* _Task requirements_
Reproduce every entry exactly as shown.
** Begin **
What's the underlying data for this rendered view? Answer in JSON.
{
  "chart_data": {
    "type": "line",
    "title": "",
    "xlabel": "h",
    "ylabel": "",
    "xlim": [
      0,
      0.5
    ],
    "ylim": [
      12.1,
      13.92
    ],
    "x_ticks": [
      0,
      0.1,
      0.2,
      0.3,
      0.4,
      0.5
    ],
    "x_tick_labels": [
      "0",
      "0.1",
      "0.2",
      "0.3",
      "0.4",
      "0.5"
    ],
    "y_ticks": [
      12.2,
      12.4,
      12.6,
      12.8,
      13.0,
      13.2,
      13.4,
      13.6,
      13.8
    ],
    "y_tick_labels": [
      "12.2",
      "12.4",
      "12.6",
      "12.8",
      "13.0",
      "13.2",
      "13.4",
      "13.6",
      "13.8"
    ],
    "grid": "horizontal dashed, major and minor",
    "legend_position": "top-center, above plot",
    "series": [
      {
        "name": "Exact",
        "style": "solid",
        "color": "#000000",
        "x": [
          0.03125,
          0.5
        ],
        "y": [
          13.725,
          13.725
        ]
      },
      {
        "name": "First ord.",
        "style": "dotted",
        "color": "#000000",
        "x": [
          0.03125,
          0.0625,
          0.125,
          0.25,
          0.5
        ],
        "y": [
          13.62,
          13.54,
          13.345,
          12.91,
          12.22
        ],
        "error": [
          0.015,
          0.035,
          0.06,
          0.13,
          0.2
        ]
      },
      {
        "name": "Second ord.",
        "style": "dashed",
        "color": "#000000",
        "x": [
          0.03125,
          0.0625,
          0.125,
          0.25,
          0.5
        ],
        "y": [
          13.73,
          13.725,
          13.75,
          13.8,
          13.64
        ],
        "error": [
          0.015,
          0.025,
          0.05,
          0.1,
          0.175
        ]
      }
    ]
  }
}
** End **
* _Full output_
What's the underlying data for this rendered view? Answer in JSON.
{
  "chart_data": {
    "type": "line",
    "title": "",
    "xlabel": "h",
    "ylabel": "",
    "xlim": [
      0,
      0.5
    ],
    "ylim": [
      12.1,
      13.92
    ],
    "x_ticks": [
      0,
      0.1,
      0.2,
      0.3,
      0.4,
      0.5
    ],
    "x_tick_labels": [
      "0",
      "0.1",
      "0.2",
      "0.3",
      "0.4",
      "0.5"
    ],
    "y_ticks": [
      12.2,
      12.4,
      12.6,
      12.8,
      13.0,
      13.2,
      13.4,
      13.6,
      13.8
    ],
    "y_tick_labels": [
      "12.2",
      "12.4",
      "12.6",
      "12.8",
      "13.0",
      "13.2",
      "13.4",
      "13.6",
      "13.8"
    ],
    "grid": "horizontal dashed, major and minor",
    "legend_position": "top-center, above plot",
    "series": [
      {
        "name": "Exact",
        "style": "solid",
        "color": "#000000",
        "x": [
          0.03125,
          0.5
        ],
        "y": [
          13.725,
          13.725
        ]
      },
      {
        "name": "First ord.",
        "style": "dotted",
        "color": "#000000",
        "x": [
          0.03125,
          0.0625,
          0.125,
          0.25,
          0.5
        ],
        "y": [
          13.62,
          13.54,
          13.345,
          12.91,
          12.22
        ],
        "error": [
          0.015,
          0.035,
          0.06,
          0.13,
          0.2
        ]
      },
      {
        "name": "Second ord.",
        "style": "dashed",
        "color": "#000000",
        "x": [
          0.03125,
          0.0625,
          0.125,
          0.25,
          0.5
        ],
        "y": [
          13.73,
          13.725,
          13.75,
          13.8,
          13.64
        ],
        "error": [
          0.015,
          0.025,
          0.05,
          0.1,
          0.175
        ]
      }
    ]
  }
}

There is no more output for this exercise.